GIVEN ENTRIES:
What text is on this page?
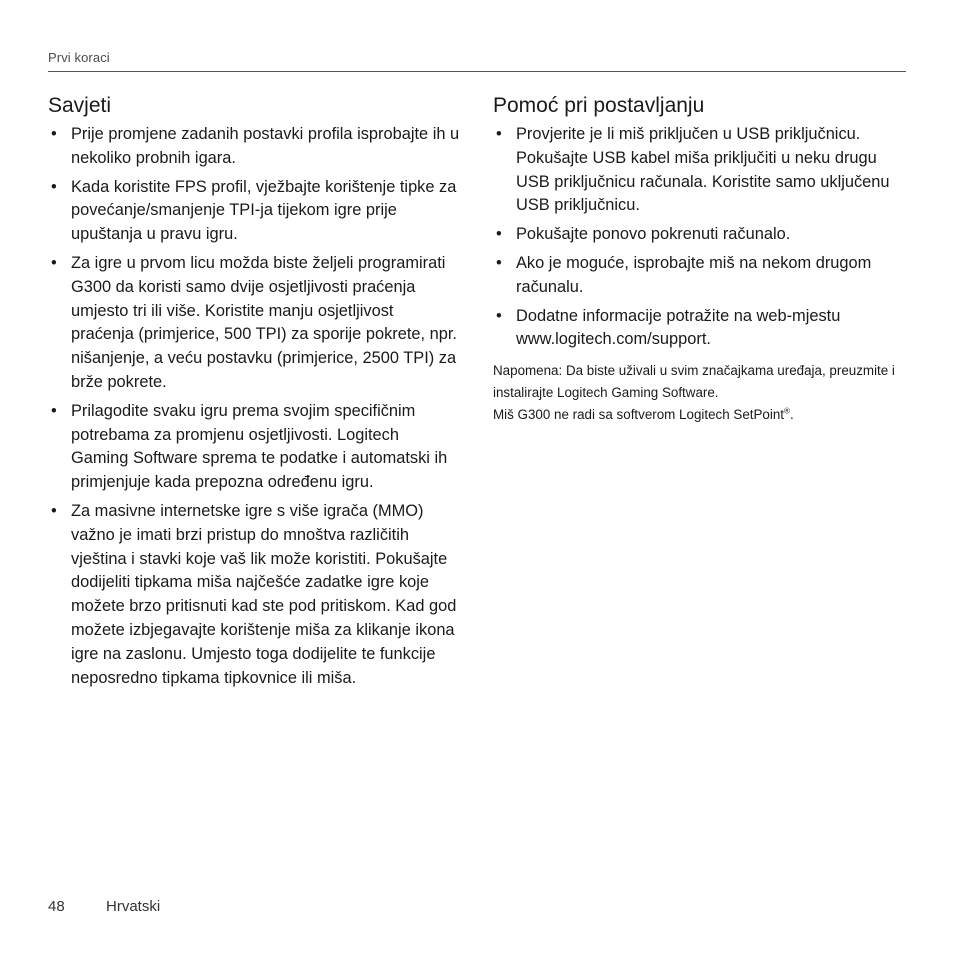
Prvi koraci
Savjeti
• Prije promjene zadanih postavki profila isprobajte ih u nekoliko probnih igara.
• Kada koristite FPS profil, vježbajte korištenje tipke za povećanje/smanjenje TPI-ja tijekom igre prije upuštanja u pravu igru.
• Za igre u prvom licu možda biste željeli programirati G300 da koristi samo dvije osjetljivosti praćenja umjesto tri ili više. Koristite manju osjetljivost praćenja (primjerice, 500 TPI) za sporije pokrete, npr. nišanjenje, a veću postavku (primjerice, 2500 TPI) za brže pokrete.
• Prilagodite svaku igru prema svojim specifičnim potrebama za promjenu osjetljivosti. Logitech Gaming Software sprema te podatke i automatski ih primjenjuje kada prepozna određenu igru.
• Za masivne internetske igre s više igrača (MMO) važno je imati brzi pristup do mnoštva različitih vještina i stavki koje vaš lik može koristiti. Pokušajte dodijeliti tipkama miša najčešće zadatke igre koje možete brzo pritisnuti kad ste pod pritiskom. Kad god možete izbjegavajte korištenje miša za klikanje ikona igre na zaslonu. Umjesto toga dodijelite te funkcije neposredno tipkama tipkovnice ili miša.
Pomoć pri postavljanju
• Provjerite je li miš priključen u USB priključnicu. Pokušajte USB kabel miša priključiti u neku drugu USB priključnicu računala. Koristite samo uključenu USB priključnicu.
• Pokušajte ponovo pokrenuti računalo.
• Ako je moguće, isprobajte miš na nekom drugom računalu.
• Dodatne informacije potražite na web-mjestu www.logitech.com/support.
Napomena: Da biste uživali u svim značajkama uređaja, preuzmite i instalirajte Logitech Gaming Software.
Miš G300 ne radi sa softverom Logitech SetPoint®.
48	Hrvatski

==

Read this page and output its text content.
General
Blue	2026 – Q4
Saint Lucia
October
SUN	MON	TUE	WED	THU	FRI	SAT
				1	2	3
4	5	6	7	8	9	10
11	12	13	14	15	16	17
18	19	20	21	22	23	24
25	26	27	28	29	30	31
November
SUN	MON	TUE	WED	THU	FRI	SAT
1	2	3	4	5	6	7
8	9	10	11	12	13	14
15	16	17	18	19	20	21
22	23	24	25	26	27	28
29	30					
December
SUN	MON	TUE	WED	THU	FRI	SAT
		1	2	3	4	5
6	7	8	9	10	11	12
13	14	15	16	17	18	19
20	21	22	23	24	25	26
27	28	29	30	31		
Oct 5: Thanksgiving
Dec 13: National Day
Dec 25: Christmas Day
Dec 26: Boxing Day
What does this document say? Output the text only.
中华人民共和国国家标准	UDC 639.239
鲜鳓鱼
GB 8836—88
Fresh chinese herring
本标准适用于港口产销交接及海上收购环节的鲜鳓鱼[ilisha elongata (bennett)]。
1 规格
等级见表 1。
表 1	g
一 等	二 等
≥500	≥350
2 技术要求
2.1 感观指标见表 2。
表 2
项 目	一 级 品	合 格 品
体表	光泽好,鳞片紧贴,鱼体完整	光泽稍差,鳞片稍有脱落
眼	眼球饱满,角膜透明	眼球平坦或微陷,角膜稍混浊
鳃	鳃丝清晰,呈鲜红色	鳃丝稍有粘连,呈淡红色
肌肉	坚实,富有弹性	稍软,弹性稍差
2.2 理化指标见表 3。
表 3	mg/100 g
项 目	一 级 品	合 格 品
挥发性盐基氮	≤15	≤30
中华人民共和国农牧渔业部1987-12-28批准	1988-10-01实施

...

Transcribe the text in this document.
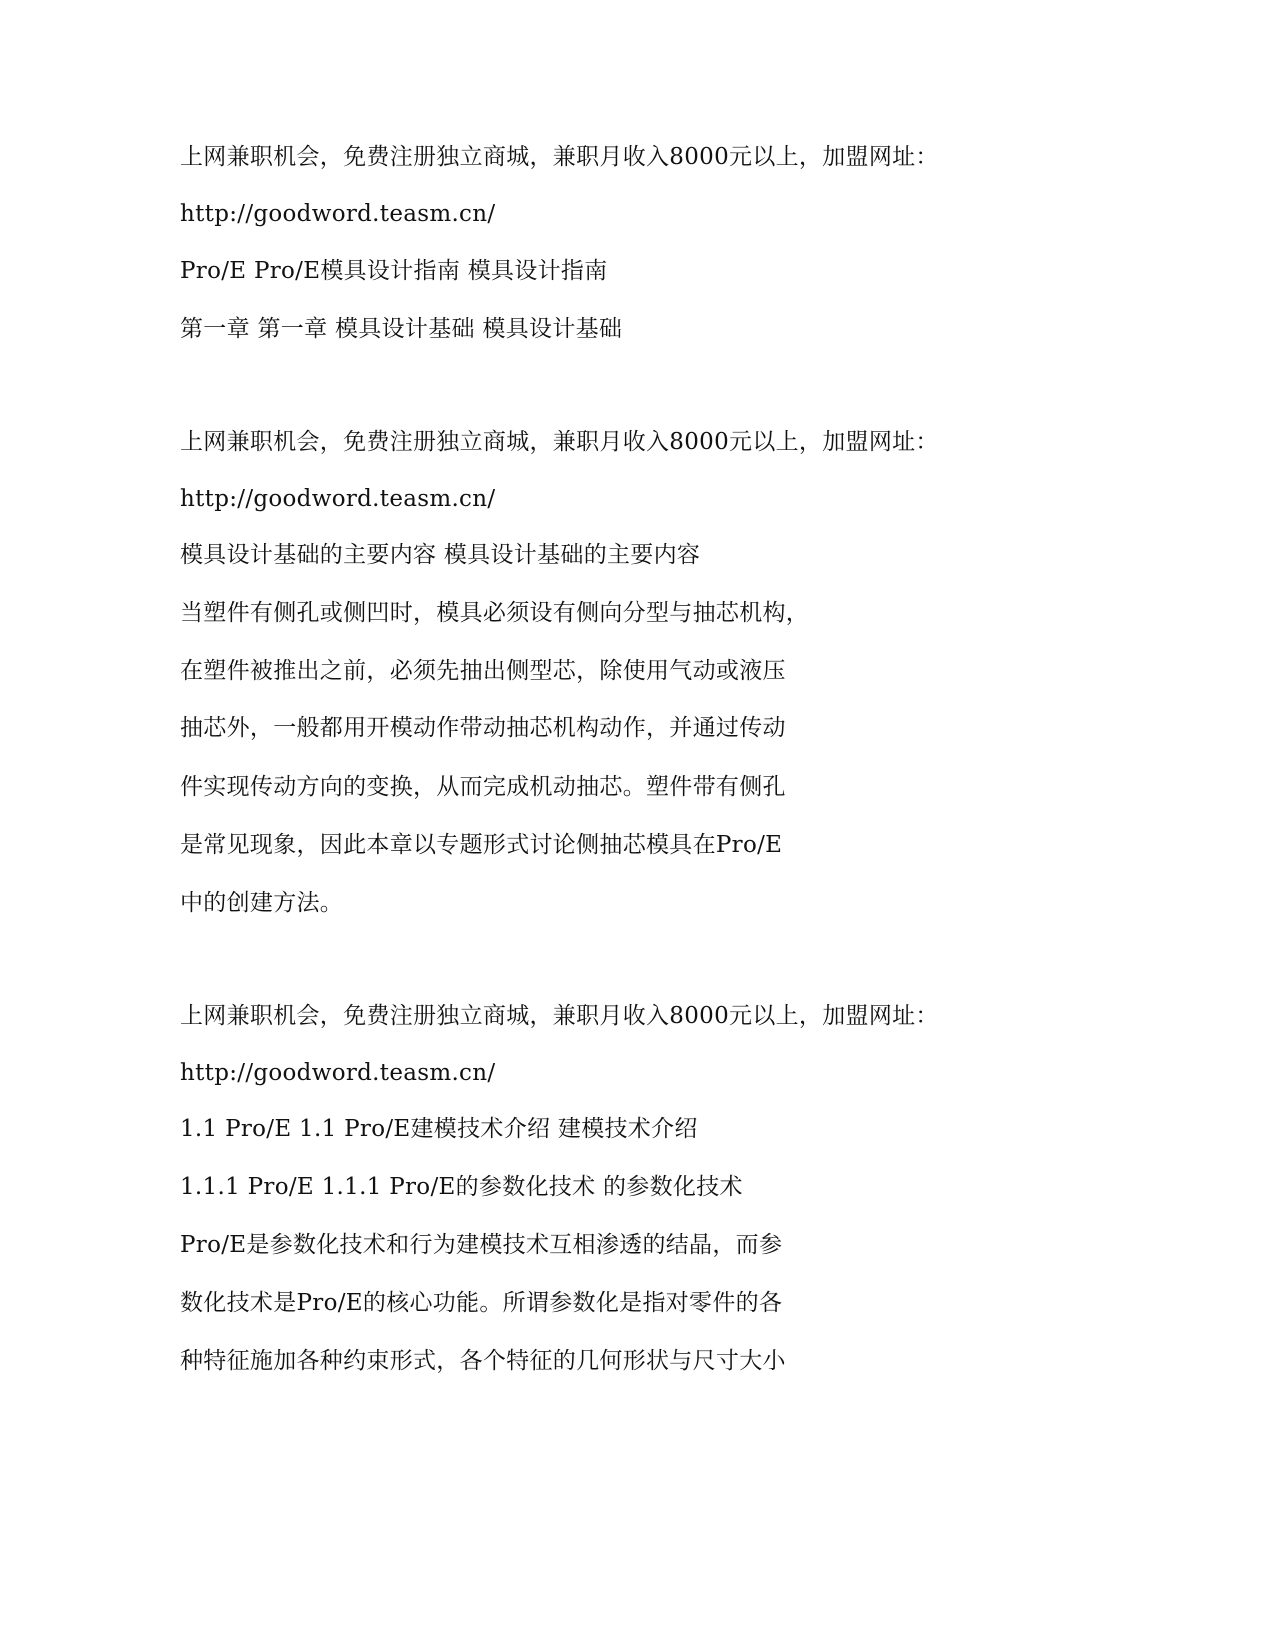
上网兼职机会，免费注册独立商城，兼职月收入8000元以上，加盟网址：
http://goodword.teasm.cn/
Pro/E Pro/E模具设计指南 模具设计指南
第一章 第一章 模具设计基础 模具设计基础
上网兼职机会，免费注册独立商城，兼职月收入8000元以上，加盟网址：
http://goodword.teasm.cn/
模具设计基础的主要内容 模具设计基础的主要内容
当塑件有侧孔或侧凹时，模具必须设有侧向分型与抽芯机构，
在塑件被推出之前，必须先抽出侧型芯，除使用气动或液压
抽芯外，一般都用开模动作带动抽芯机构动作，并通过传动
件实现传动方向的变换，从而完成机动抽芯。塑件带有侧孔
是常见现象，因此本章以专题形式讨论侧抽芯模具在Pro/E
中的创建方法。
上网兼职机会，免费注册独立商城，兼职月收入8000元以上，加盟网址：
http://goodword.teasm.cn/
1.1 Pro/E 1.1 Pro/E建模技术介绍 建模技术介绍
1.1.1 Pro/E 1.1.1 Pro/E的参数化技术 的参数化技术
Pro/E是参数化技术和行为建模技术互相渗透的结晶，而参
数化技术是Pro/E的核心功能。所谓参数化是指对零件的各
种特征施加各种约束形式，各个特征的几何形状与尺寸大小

DESCRIPTION OF THE TASK:
Read the entries and show each line that mentions "isprobajte".

FULL SOLUTION:
• Prije promjene zadanih postavki profila isprobajte ih u nekoliko probnih igara.
• Ako je moguće, isprobajte miš na nekom drugom računalu.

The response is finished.